* _The task_
Summarize the letter in two sentences, ignoring the material that follows it.

Washington, D.C. 20549
Attn: | Pamela Long |
| Dietrich King |
| Jessica Dickerson |
| Nudrat Salik |
| Rufus Decker |
Re: GSE Holding, Inc.
Amendment No. 5 to Registration Statement on Form S-1
(SEC File No. 333-175475), filed December 8, 2011
Ladies and Gentlemen:
GSE Holding, Inc., a Delaware corporation (the “Company”), has filed with the Securities and Exchange Commission, pursuant to the requirements of the Securities Act of 1933, as amended, and Regulation S-T thereunder, an Amendment No. 5 (the “Amendment”) to its Registration Statement on Form S-1 (the “Registration Statement”).
On behalf of the Company, we are writing to supplementally confirm to the staff of the Securities and Exchange Commission (the “Staff”) requests for certain information following our conversation with the Staff on December 8, 2011. Where applicable, we have referenced in the Company’s responses the appropriate page number of the registration statement. Capitalized terms used in this letter but not otherwise defined have the meanings assigned to them in the registration statement.

* _Annotated region listings_
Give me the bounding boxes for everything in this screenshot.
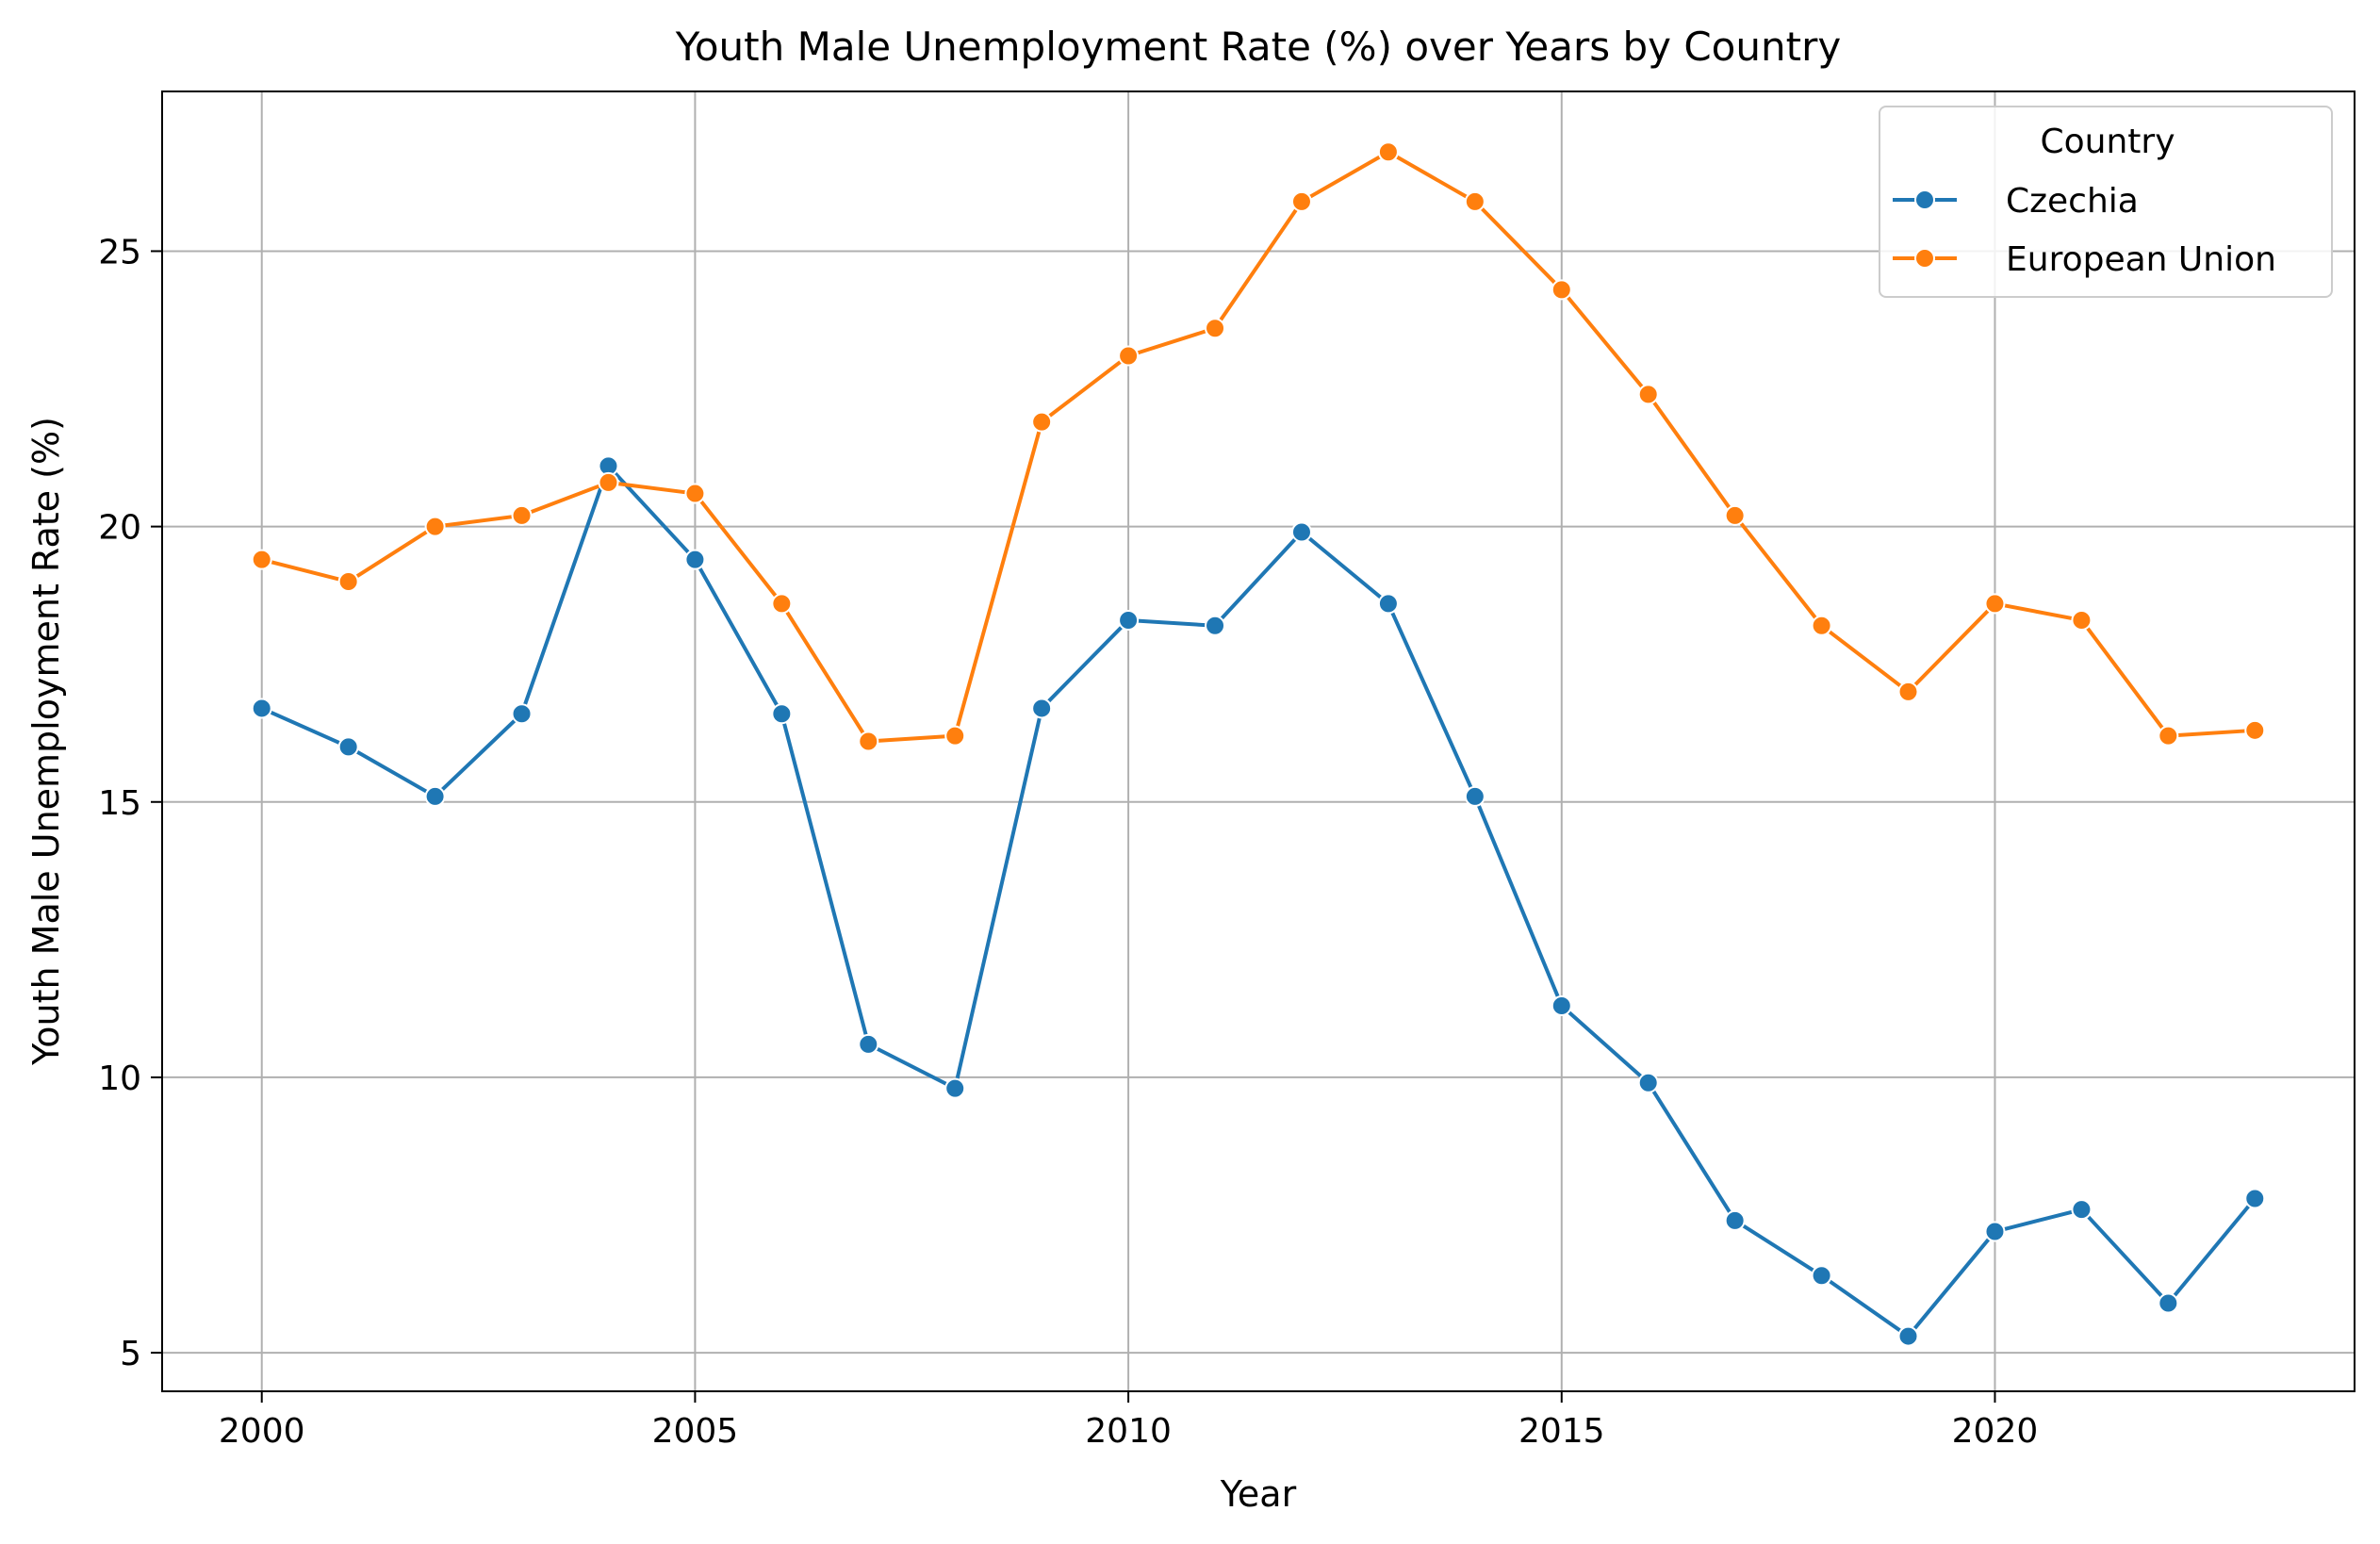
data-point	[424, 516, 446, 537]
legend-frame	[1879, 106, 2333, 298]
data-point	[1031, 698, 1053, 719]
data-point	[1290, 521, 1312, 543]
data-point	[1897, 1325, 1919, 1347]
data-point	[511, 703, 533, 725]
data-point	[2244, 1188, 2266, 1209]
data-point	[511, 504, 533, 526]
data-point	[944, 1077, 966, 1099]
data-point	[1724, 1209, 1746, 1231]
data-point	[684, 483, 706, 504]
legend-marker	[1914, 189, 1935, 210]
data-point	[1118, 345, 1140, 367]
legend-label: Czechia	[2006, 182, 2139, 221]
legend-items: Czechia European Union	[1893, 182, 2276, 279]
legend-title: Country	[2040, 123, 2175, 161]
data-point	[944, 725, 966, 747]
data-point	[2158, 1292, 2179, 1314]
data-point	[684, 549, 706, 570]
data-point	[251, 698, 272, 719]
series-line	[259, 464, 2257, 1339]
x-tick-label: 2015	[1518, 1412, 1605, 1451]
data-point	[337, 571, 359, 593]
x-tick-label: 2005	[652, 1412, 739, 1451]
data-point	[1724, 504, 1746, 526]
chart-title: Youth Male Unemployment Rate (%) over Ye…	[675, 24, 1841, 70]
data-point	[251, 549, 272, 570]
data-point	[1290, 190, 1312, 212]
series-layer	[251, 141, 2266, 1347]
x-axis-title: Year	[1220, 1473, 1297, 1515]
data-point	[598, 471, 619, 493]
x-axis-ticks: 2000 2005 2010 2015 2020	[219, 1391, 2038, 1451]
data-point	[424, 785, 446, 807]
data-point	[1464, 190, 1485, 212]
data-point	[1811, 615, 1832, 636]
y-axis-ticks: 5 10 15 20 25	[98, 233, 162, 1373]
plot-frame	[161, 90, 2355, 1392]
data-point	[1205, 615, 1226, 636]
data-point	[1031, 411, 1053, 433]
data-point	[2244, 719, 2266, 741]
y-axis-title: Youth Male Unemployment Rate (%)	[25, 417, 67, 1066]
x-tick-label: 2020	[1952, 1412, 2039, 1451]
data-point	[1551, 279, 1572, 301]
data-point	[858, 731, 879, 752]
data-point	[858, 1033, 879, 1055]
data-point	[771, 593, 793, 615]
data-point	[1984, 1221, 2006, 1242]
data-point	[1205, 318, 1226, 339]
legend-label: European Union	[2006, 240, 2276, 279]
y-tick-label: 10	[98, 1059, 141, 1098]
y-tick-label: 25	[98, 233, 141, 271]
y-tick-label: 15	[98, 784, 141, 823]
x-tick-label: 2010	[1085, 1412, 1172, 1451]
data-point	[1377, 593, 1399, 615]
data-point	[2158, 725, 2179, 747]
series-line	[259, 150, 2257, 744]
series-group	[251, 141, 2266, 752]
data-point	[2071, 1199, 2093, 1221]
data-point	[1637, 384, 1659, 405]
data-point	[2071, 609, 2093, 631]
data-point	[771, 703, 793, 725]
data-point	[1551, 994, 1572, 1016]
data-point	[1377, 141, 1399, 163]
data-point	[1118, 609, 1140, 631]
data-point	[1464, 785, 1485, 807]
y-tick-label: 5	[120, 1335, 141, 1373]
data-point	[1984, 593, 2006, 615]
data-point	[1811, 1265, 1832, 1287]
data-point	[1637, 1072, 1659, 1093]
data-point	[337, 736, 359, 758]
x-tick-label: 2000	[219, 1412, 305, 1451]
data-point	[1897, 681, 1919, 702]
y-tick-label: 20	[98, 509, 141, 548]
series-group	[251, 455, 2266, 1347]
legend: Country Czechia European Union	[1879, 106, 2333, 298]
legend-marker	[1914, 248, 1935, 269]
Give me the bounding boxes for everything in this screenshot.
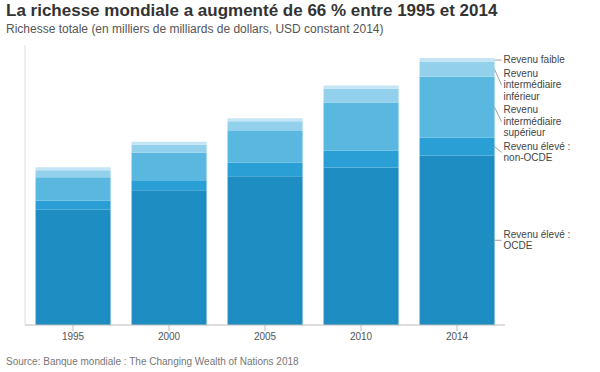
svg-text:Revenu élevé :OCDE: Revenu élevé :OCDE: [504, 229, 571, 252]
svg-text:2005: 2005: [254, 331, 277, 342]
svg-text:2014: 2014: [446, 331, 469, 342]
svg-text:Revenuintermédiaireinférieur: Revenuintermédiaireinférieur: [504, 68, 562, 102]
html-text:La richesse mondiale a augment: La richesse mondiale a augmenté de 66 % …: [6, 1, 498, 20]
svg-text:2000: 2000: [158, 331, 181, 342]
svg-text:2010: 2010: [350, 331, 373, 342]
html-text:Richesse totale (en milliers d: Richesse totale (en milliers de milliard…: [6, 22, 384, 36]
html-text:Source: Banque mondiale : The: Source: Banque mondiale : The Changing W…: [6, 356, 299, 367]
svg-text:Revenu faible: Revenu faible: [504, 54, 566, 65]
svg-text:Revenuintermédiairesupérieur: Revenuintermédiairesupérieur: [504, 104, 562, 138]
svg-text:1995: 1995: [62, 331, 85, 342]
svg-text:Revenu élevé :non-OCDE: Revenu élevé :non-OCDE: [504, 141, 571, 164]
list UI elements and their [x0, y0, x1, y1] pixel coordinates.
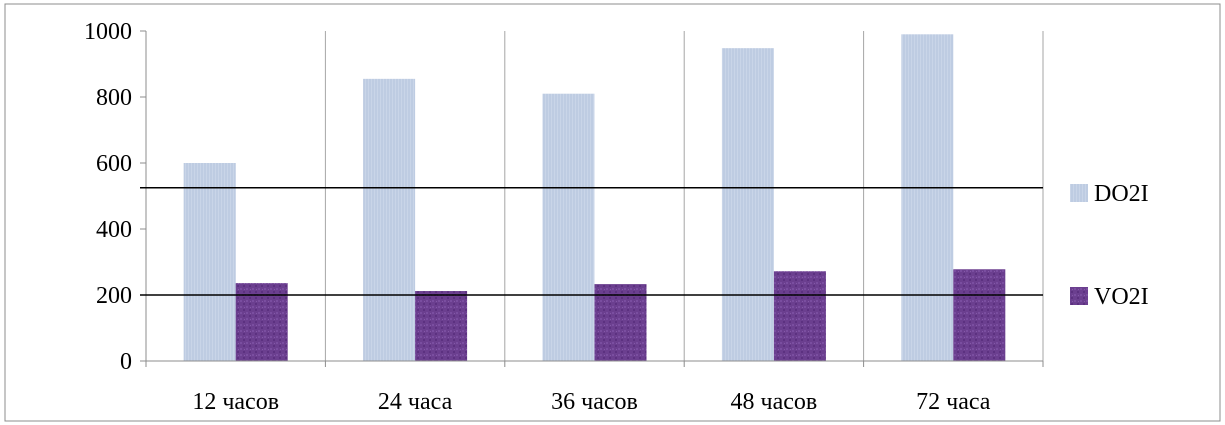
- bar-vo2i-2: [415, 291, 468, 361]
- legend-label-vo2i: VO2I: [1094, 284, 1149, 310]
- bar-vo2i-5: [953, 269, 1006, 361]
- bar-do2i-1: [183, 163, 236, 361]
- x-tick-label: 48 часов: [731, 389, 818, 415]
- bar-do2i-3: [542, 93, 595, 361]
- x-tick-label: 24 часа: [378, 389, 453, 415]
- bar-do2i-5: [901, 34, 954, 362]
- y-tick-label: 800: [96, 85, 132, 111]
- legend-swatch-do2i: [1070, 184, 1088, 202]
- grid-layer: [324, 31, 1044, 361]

* _Completed exercise_
GSE Holding, Inc., a Delaware corporation, has filed Amendment No. 5 to its Registration Statement on Form S-1 with the Securities and Exchange Commission under the Securities Act of 1933 and Regulation S-T. On the company's behalf, the letter supplementally confirms to the Commission's staff requests for certain information following a conversation on December 8, 2011, and it cites registration statement page numbers where applicable.